Exercise brief:
Rewrite the items from their first line through the line containing "The ceramic body 10 is at (656, 344)." as a JSON list of strings, one string per line and no blank lines. Include only those lines.

Dataset entries:

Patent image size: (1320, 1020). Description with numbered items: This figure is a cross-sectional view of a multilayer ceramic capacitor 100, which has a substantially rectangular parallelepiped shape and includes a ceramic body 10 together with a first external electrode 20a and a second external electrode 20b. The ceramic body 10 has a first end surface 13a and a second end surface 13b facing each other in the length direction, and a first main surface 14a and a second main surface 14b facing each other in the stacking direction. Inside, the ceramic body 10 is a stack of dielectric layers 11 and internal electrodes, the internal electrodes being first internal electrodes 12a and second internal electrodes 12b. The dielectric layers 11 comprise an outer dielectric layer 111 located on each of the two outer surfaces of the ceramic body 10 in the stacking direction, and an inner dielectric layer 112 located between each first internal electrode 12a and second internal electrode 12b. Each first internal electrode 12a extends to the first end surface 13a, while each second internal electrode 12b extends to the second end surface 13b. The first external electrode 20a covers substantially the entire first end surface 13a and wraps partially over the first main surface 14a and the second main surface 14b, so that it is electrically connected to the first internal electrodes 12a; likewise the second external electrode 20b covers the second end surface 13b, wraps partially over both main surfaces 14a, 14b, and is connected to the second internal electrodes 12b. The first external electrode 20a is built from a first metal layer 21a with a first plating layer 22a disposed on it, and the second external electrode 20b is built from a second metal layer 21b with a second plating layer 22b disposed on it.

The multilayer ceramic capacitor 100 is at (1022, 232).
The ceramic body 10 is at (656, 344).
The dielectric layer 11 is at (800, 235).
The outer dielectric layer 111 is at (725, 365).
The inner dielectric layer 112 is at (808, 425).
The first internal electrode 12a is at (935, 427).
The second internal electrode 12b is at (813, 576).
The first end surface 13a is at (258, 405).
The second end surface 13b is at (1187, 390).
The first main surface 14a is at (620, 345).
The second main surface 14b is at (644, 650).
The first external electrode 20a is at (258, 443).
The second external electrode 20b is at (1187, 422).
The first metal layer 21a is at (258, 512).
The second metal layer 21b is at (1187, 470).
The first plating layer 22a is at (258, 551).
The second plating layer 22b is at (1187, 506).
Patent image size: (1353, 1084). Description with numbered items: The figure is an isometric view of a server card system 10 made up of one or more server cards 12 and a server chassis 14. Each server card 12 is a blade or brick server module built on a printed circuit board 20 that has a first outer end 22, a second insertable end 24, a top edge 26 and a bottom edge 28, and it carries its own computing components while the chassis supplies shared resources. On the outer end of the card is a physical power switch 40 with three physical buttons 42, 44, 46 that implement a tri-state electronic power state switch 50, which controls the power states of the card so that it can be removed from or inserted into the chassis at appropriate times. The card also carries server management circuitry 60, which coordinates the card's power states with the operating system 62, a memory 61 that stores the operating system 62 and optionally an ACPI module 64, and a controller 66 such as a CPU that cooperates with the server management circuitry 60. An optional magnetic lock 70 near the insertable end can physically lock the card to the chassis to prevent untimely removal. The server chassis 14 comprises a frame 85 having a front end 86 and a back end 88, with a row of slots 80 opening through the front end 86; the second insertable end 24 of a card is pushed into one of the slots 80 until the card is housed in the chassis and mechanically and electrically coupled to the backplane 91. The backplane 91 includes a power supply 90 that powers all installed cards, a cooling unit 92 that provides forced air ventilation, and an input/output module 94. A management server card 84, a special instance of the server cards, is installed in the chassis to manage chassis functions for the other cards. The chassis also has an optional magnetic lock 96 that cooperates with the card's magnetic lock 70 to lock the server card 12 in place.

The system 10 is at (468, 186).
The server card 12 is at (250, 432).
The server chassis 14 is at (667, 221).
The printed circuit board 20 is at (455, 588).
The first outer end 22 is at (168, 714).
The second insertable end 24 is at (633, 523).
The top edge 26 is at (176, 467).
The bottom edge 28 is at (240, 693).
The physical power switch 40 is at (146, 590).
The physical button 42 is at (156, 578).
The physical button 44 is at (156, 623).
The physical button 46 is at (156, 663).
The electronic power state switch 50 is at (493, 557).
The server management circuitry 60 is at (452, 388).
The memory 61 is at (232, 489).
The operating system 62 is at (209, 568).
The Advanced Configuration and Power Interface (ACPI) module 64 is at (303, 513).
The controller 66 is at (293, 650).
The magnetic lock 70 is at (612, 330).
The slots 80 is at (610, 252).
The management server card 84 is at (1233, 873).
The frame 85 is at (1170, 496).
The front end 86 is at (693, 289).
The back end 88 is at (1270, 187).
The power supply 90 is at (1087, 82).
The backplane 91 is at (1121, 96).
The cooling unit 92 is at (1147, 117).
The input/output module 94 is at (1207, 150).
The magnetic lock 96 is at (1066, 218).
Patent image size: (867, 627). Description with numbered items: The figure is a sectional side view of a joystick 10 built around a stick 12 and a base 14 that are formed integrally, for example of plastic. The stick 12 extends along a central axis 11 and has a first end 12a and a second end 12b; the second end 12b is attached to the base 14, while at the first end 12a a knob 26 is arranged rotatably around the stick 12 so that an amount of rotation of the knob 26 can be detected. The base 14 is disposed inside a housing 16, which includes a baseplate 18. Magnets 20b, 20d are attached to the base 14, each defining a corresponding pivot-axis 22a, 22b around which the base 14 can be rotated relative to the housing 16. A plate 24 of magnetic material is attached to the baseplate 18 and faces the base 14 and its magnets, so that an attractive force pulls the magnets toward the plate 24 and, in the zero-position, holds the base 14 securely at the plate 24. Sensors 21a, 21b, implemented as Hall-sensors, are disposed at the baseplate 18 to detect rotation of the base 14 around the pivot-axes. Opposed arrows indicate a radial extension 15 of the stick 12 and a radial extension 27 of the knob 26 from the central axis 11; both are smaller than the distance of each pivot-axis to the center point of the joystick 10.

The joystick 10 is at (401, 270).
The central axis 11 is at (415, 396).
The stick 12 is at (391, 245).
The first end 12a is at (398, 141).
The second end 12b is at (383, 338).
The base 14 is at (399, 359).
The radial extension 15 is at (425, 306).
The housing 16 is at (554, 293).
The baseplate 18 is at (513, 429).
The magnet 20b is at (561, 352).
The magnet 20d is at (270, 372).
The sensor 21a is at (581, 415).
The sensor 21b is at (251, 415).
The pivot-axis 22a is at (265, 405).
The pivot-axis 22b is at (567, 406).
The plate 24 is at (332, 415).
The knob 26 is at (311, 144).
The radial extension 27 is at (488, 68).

Written answer:
[
  "Patent image size: (1320, 1020). Description with numbered items: This figure is a cross-sectional view of a multilayer ceramic capacitor 100, which has a substantially rectangular parallelepiped shape and includes a ceramic body 10 together with a first external electrode 20a and a second external electrode 20b. The ceramic body 10 has a first end surface 13a and a second end surface 13b facing each other in the length direction, and a first main surface 14a and a second main surface 14b facing each other in the stacking direction. Inside, the ceramic body 10 is a stack of dielectric layers 11 and internal electrodes, the internal electrodes being first internal electrodes 12a and second internal electrodes 12b. The dielectric layers 11 comprise an outer dielectric layer 111 located on each of the two outer surfaces of the ceramic body 10 in the stacking direction, and an inner dielectric layer 112 located between each first internal electrode 12a and second internal electrode 12b. Each first internal electrode 12a extends to the first end surface 13a, while each second internal electrode 12b extends to the second end surface 13b. The first external electrode 20a covers substantially the entire first end surface 13a and wraps partially over the first main surface 14a and the second main surface 14b, so that it is electrically connected to the first internal electrodes 12a; likewise the second external electrode 20b covers the second end surface 13b, wraps partially over both main surfaces 14a, 14b, and is connected to the second internal electrodes 12b. The first external electrode 20a is built from a first metal layer 21a with a first plating layer 22a disposed on it, and the second external electrode 20b is built from a second metal layer 21b with a second plating layer 22b disposed on it.",
  "The multilayer ceramic capacitor 100 is at (1022, 232).",
  "The ceramic body 10 is at (656, 344)."
]